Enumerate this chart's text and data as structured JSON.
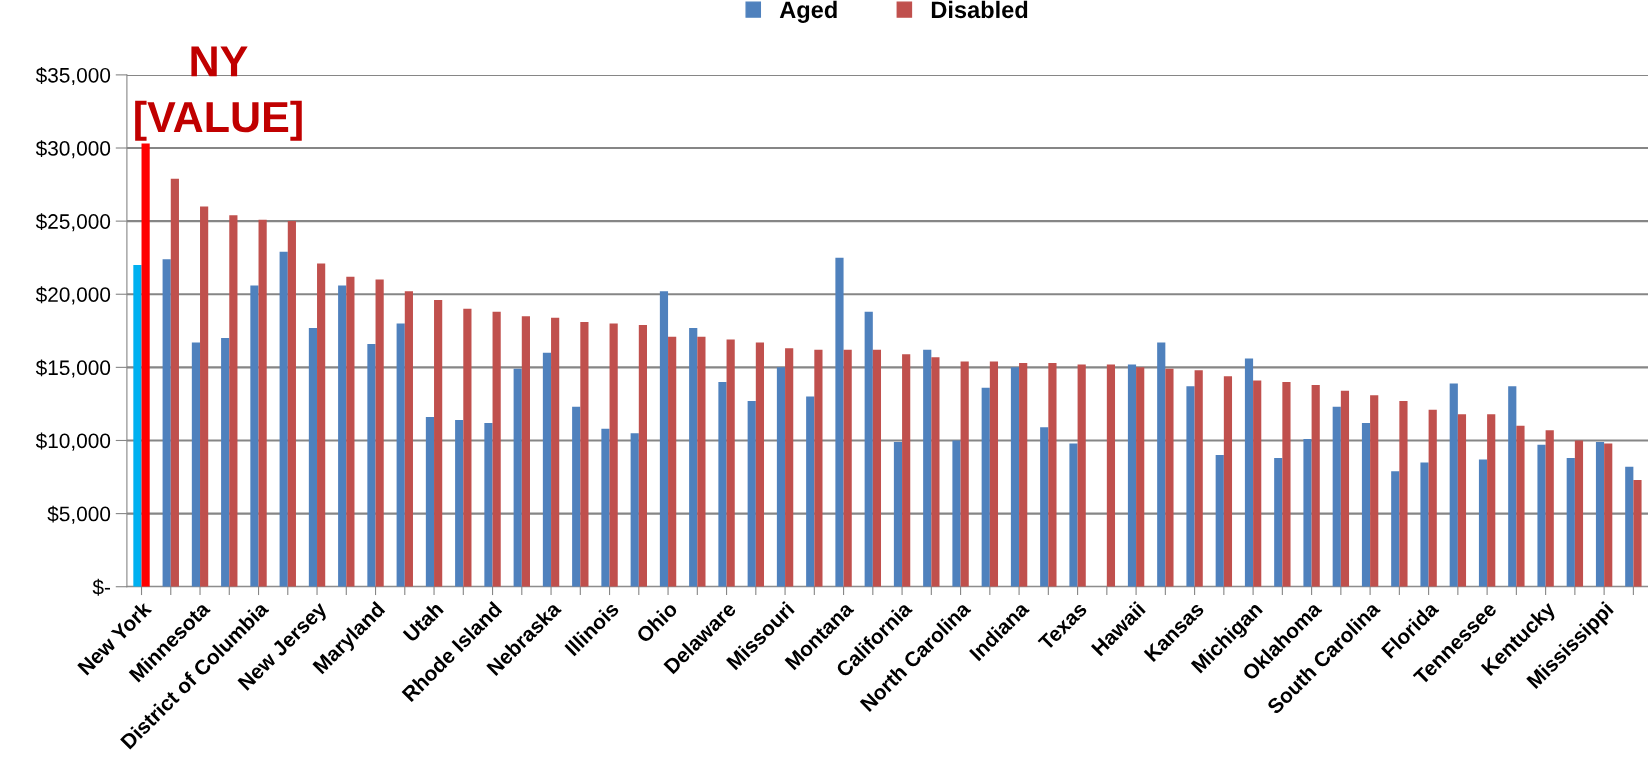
{
  "chart_data": {
    "type": "bar",
    "categories": [
      "New York",
      null,
      "Minnesota",
      null,
      "District of Columbia",
      null,
      "New Jersey",
      null,
      "Maryland",
      null,
      "Utah",
      null,
      "Rhode Island",
      null,
      "Nebraska",
      null,
      "Illinois",
      null,
      "Ohio",
      null,
      "Delaware",
      null,
      "Missouri",
      null,
      "Montana",
      null,
      "California",
      null,
      "North Carolina",
      null,
      "Indiana",
      null,
      "Texas",
      null,
      "Hawaii",
      null,
      "Kansas",
      null,
      "Michigan",
      null,
      "Oklahoma",
      null,
      "South Carolina",
      null,
      "Florida",
      null,
      "Tennessee",
      null,
      "Kentucky",
      null,
      "Mississippi",
      null
    ],
    "series": [
      {
        "name": "Aged",
        "color": "#4f81bd",
        "colors": [
          "#00b0f0",
          "#4f81bd",
          "#4f81bd",
          "#4f81bd",
          "#4f81bd",
          "#4f81bd",
          "#4f81bd",
          "#4f81bd",
          "#4f81bd",
          "#4f81bd",
          "#4f81bd",
          "#4f81bd",
          "#4f81bd",
          "#4f81bd",
          "#4f81bd",
          "#4f81bd",
          "#4f81bd",
          "#4f81bd",
          "#4f81bd",
          "#4f81bd",
          "#4f81bd",
          "#4f81bd",
          "#4f81bd",
          "#4f81bd",
          "#4f81bd",
          "#4f81bd",
          "#4f81bd",
          "#4f81bd",
          "#4f81bd",
          "#4f81bd",
          "#4f81bd",
          "#4f81bd",
          "#4f81bd",
          "#4f81bd",
          "#4f81bd",
          "#4f81bd",
          "#4f81bd",
          "#4f81bd",
          "#4f81bd",
          "#4f81bd",
          "#4f81bd",
          "#4f81bd",
          "#4f81bd",
          "#4f81bd",
          "#4f81bd",
          "#4f81bd",
          "#4f81bd",
          "#4f81bd",
          "#4f81bd",
          "#4f81bd",
          "#4f81bd",
          "#4f81bd"
        ],
        "values": [
          22000,
          22400,
          16700,
          17000,
          20600,
          22900,
          17700,
          20600,
          16600,
          18000,
          11600,
          11400,
          11200,
          14900,
          16000,
          12300,
          10800,
          10500,
          20200,
          17700,
          14000,
          12700,
          15000,
          13000,
          22500,
          18800,
          9900,
          16200,
          10000,
          13600,
          15000,
          10900,
          9800,
          null,
          15200,
          16700,
          13700,
          9000,
          15600,
          8800,
          10100,
          12300,
          11200,
          7900,
          8500,
          13900,
          8700,
          13700,
          9700,
          8800,
          9900,
          8200
        ]
      },
      {
        "name": "Disabled",
        "color": "#c0504d",
        "colors": [
          "#ff0000",
          "#c0504d",
          "#c0504d",
          "#c0504d",
          "#c0504d",
          "#c0504d",
          "#c0504d",
          "#c0504d",
          "#c0504d",
          "#c0504d",
          "#c0504d",
          "#c0504d",
          "#c0504d",
          "#c0504d",
          "#c0504d",
          "#c0504d",
          "#c0504d",
          "#c0504d",
          "#c0504d",
          "#c0504d",
          "#c0504d",
          "#c0504d",
          "#c0504d",
          "#c0504d",
          "#c0504d",
          "#c0504d",
          "#c0504d",
          "#c0504d",
          "#c0504d",
          "#c0504d",
          "#c0504d",
          "#c0504d",
          "#c0504d",
          "#c0504d",
          "#c0504d",
          "#c0504d",
          "#c0504d",
          "#c0504d",
          "#c0504d",
          "#c0504d",
          "#c0504d",
          "#c0504d",
          "#c0504d",
          "#c0504d",
          "#c0504d",
          "#c0504d",
          "#c0504d",
          "#c0504d",
          "#c0504d",
          "#c0504d",
          "#c0504d",
          "#c0504d"
        ],
        "values": [
          30300,
          27900,
          26000,
          25400,
          25100,
          25000,
          22100,
          21200,
          21000,
          20200,
          19600,
          19000,
          18800,
          18500,
          18400,
          18100,
          18000,
          17900,
          17100,
          17100,
          16900,
          16700,
          16300,
          16200,
          16200,
          16200,
          15900,
          15700,
          15400,
          15400,
          15300,
          15300,
          15200,
          15200,
          15000,
          14900,
          14800,
          14400,
          14100,
          14000,
          13800,
          13400,
          13100,
          12700,
          12100,
          11800,
          11800,
          11000,
          10700,
          10000,
          9800,
          7300
        ]
      }
    ],
    "ylim": [
      0,
      35000
    ],
    "yticks": [
      {
        "value": 0,
        "label": "$-"
      },
      {
        "value": 5000,
        "label": "$5,000"
      },
      {
        "value": 10000,
        "label": "$10,000"
      },
      {
        "value": 15000,
        "label": "$15,000"
      },
      {
        "value": 20000,
        "label": "$20,000"
      },
      {
        "value": 25000,
        "label": "$25,000"
      },
      {
        "value": 30000,
        "label": "$30,000"
      },
      {
        "value": 35000,
        "label": "$35,000"
      }
    ],
    "grid": "y",
    "legend": "top",
    "annotations": [
      {
        "text": "NY\n[VALUE]",
        "x": "New York",
        "y": 30300
      }
    ]
  }
}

####

> [PROBLEM STATEMENT] Where a line of the data holds "text", show that line.

> [EXPECTED ANSWER]
Enumerate this chart's text and data as structured JSON.
        "text": "NY\n[VALUE]",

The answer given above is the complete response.